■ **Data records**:
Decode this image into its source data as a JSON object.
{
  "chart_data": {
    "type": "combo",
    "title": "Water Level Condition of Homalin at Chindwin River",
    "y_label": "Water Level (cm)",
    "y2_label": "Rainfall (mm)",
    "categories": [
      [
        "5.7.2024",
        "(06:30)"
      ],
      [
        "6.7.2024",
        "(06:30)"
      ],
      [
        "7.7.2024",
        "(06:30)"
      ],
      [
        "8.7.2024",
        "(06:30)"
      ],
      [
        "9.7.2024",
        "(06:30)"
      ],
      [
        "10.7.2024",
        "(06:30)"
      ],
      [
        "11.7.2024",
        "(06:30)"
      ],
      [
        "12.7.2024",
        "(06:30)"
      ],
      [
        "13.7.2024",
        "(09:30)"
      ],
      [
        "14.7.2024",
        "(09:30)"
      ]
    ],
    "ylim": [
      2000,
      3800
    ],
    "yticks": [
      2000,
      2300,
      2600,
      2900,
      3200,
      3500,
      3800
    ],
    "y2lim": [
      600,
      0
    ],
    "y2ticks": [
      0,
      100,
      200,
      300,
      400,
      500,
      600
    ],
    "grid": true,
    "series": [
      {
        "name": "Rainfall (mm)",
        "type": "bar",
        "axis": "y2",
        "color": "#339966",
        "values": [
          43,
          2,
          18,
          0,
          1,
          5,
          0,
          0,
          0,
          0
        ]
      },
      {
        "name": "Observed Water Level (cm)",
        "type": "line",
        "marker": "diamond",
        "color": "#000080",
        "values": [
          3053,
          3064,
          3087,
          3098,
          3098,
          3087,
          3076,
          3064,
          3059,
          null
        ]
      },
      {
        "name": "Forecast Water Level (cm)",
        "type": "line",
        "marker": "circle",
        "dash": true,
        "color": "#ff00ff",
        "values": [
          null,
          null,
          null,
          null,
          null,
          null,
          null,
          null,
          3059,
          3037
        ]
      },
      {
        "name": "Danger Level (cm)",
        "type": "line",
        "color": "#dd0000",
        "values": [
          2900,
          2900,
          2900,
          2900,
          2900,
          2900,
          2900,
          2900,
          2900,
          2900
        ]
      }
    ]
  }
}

■ **Stated task**: All of the entries should be written out again exactly.

■ **Result of the exercise**:
Decode this image into its source data as a JSON object.
{
  "chart_data": {
    "type": "combo",
    "title": "Water Level Condition of Homalin at Chindwin River",
    "y_label": "Water Level (cm)",
    "y2_label": "Rainfall (mm)",
    "categories": [
      [
        "5.7.2024",
        "(06:30)"
      ],
      [
        "6.7.2024",
        "(06:30)"
      ],
      [
        "7.7.2024",
        "(06:30)"
      ],
      [
        "8.7.2024",
        "(06:30)"
      ],
      [
        "9.7.2024",
        "(06:30)"
      ],
      [
        "10.7.2024",
        "(06:30)"
      ],
      [
        "11.7.2024",
        "(06:30)"
      ],
      [
        "12.7.2024",
        "(06:30)"
      ],
      [
        "13.7.2024",
        "(09:30)"
      ],
      [
        "14.7.2024",
        "(09:30)"
      ]
    ],
    "ylim": [
      2000,
      3800
    ],
    "yticks": [
      2000,
      2300,
      2600,
      2900,
      3200,
      3500,
      3800
    ],
    "y2lim": [
      600,
      0
    ],
    "y2ticks": [
      0,
      100,
      200,
      300,
      400,
      500,
      600
    ],
    "grid": true,
    "series": [
      {
        "name": "Rainfall (mm)",
        "type": "bar",
        "axis": "y2",
        "color": "#339966",
        "values": [
          43,
          2,
          18,
          0,
          1,
          5,
          0,
          0,
          0,
          0
        ]
      },
      {
        "name": "Observed Water Level (cm)",
        "type": "line",
        "marker": "diamond",
        "color": "#000080",
        "values": [
          3053,
          3064,
          3087,
          3098,
          3098,
          3087,
          3076,
          3064,
          3059,
          null
        ]
      },
      {
        "name": "Forecast Water Level (cm)",
        "type": "line",
        "marker": "circle",
        "dash": true,
        "color": "#ff00ff",
        "values": [
          null,
          null,
          null,
          null,
          null,
          null,
          null,
          null,
          3059,
          3037
        ]
      },
      {
        "name": "Danger Level (cm)",
        "type": "line",
        "color": "#dd0000",
        "values": [
          2900,
          2900,
          2900,
          2900,
          2900,
          2900,
          2900,
          2900,
          2900,
          2900
        ]
      }
    ]
  }
}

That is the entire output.